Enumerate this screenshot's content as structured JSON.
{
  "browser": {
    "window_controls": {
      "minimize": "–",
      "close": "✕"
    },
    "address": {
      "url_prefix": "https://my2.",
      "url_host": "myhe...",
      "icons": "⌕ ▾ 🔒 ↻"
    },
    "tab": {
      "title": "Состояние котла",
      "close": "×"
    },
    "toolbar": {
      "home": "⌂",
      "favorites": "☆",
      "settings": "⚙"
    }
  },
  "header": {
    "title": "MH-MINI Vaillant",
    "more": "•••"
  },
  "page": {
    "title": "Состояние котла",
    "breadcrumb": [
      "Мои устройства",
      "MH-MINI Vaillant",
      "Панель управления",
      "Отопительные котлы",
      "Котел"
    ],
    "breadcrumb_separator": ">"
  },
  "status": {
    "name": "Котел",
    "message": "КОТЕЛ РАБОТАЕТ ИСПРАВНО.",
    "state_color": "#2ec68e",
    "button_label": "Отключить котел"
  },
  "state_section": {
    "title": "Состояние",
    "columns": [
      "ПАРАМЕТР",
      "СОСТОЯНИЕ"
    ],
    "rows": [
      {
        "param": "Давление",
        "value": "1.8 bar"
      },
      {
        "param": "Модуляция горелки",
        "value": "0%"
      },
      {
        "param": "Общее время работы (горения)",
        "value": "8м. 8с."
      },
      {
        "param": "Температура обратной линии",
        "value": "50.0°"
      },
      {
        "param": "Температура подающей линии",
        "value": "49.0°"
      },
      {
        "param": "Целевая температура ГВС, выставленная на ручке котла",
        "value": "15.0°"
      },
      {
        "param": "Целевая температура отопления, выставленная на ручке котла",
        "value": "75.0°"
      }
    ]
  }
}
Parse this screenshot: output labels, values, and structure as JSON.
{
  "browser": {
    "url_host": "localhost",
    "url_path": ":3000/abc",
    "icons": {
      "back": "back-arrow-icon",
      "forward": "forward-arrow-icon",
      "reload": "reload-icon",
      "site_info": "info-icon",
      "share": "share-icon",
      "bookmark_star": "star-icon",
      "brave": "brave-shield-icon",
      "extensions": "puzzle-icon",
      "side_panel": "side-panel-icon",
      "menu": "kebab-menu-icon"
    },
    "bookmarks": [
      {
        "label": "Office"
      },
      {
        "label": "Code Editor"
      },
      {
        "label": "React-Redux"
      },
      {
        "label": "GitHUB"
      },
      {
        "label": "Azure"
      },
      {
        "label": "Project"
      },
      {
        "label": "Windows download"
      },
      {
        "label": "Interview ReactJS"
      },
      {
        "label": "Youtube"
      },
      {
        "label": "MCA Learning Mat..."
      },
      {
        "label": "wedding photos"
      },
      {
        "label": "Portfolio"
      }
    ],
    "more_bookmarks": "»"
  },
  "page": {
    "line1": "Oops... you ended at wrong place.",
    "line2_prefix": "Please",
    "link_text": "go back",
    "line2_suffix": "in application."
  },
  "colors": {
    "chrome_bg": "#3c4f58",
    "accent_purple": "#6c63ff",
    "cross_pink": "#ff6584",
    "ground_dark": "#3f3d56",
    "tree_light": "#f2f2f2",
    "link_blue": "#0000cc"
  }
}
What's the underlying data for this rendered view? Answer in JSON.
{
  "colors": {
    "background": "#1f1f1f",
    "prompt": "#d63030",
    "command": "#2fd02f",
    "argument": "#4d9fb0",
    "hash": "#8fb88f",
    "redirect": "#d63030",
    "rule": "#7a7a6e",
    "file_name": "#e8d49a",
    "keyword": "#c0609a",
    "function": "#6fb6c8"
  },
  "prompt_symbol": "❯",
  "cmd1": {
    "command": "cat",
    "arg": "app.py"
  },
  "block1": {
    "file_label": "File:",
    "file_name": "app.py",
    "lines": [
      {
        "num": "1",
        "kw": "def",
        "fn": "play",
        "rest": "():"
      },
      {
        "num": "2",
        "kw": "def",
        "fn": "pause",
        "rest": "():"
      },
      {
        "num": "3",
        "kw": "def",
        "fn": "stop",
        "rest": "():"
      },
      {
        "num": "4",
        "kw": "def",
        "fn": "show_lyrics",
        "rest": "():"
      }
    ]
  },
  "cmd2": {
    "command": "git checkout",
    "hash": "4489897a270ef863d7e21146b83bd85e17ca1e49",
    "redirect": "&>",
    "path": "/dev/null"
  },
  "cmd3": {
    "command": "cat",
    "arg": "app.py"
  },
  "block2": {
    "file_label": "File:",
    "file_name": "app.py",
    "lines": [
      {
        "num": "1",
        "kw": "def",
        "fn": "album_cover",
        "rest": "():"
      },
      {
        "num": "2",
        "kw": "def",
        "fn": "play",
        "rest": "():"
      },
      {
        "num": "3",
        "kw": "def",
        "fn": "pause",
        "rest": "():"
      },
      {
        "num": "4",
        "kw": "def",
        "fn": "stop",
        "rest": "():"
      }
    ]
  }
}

━━━━━━━━━━━━━━━━

What is required
Reproduce the complete data exactly as presented above.

Full output
Enumerate this screenshot's content as structured JSON.
{
  "browser": {
    "window_controls": {
      "minimize": "–",
      "close": "✕"
    },
    "address": {
      "url_prefix": "https://my2.",
      "url_host": "myhe...",
      "icons": "⌕ ▾ 🔒 ↻"
    },
    "tab": {
      "title": "Состояние котла",
      "close": "×"
    },
    "toolbar": {
      "home": "⌂",
      "favorites": "☆",
      "settings": "⚙"
    }
  },
  "header": {
    "title": "MH-MINI Vaillant",
    "more": "•••"
  },
  "page": {
    "title": "Состояние котла",
    "breadcrumb": [
      "Мои устройства",
      "MH-MINI Vaillant",
      "Панель управления",
      "Отопительные котлы",
      "Котел"
    ],
    "breadcrumb_separator": ">"
  },
  "status": {
    "name": "Котел",
    "message": "КОТЕЛ РАБОТАЕТ ИСПРАВНО.",
    "state_color": "#2ec68e",
    "button_label": "Отключить котел"
  },
  "state_section": {
    "title": "Состояние",
    "columns": [
      "ПАРАМЕТР",
      "СОСТОЯНИЕ"
    ],
    "rows": [
      {
        "param": "Давление",
        "value": "1.8 bar"
      },
      {
        "param": "Модуляция горелки",
        "value": "0%"
      },
      {
        "param": "Общее время работы (горения)",
        "value": "8м. 8с."
      },
      {
        "param": "Температура обратной линии",
        "value": "50.0°"
      },
      {
        "param": "Температура подающей линии",
        "value": "49.0°"
      },
      {
        "param": "Целевая температура ГВС, выставленная на ручке котла",
        "value": "15.0°"
      },
      {
        "param": "Целевая температура отопления, выставленная на ручке котла",
        "value": "75.0°"
      }
    ]
  }
}
Parse this screenshot: output labels, values, and structure as JSON.
{
  "browser": {
    "url_host": "localhost",
    "url_path": ":3000/abc",
    "icons": {
      "back": "back-arrow-icon",
      "forward": "forward-arrow-icon",
      "reload": "reload-icon",
      "site_info": "info-icon",
      "share": "share-icon",
      "bookmark_star": "star-icon",
      "brave": "brave-shield-icon",
      "extensions": "puzzle-icon",
      "side_panel": "side-panel-icon",
      "menu": "kebab-menu-icon"
    },
    "bookmarks": [
      {
        "label": "Office"
      },
      {
        "label": "Code Editor"
      },
      {
        "label": "React-Redux"
      },
      {
        "label": "GitHUB"
      },
      {
        "label": "Azure"
      },
      {
        "label": "Project"
      },
      {
        "label": "Windows download"
      },
      {
        "label": "Interview ReactJS"
      },
      {
        "label": "Youtube"
      },
      {
        "label": "MCA Learning Mat..."
      },
      {
        "label": "wedding photos"
      },
      {
        "label": "Portfolio"
      }
    ],
    "more_bookmarks": "»"
  },
  "page": {
    "line1": "Oops... you ended at wrong place.",
    "line2_prefix": "Please",
    "link_text": "go back",
    "line2_suffix": "in application."
  },
  "colors": {
    "chrome_bg": "#3c4f58",
    "accent_purple": "#6c63ff",
    "cross_pink": "#ff6584",
    "ground_dark": "#3f3d56",
    "tree_light": "#f2f2f2",
    "link_blue": "#0000cc"
  }
}
What's the underlying data for this rendered view? Answer in JSON.
{
  "colors": {
    "background": "#1f1f1f",
    "prompt": "#d63030",
    "command": "#2fd02f",
    "argument": "#4d9fb0",
    "hash": "#8fb88f",
    "redirect": "#d63030",
    "rule": "#7a7a6e",
    "file_name": "#e8d49a",
    "keyword": "#c0609a",
    "function": "#6fb6c8"
  },
  "prompt_symbol": "❯",
  "cmd1": {
    "command": "cat",
    "arg": "app.py"
  },
  "block1": {
    "file_label": "File:",
    "file_name": "app.py",
    "lines": [
      {
        "num": "1",
        "kw": "def",
        "fn": "play",
        "rest": "():"
      },
      {
        "num": "2",
        "kw": "def",
        "fn": "pause",
        "rest": "():"
      },
      {
        "num": "3",
        "kw": "def",
        "fn": "stop",
        "rest": "():"
      },
      {
        "num": "4",
        "kw": "def",
        "fn": "show_lyrics",
        "rest": "():"
      }
    ]
  },
  "cmd2": {
    "command": "git checkout",
    "hash": "4489897a270ef863d7e21146b83bd85e17ca1e49",
    "redirect": "&>",
    "path": "/dev/null"
  },
  "cmd3": {
    "command": "cat",
    "arg": "app.py"
  },
  "block2": {
    "file_label": "File:",
    "file_name": "app.py",
    "lines": [
      {
        "num": "1",
        "kw": "def",
        "fn": "album_cover",
        "rest": "():"
      },
      {
        "num": "2",
        "kw": "def",
        "fn": "play",
        "rest": "():"
      },
      {
        "num": "3",
        "kw": "def",
        "fn": "pause",
        "rest": "():"
      },
      {
        "num": "4",
        "kw": "def",
        "fn": "stop",
        "rest": "():"
      }
    ]
  }
}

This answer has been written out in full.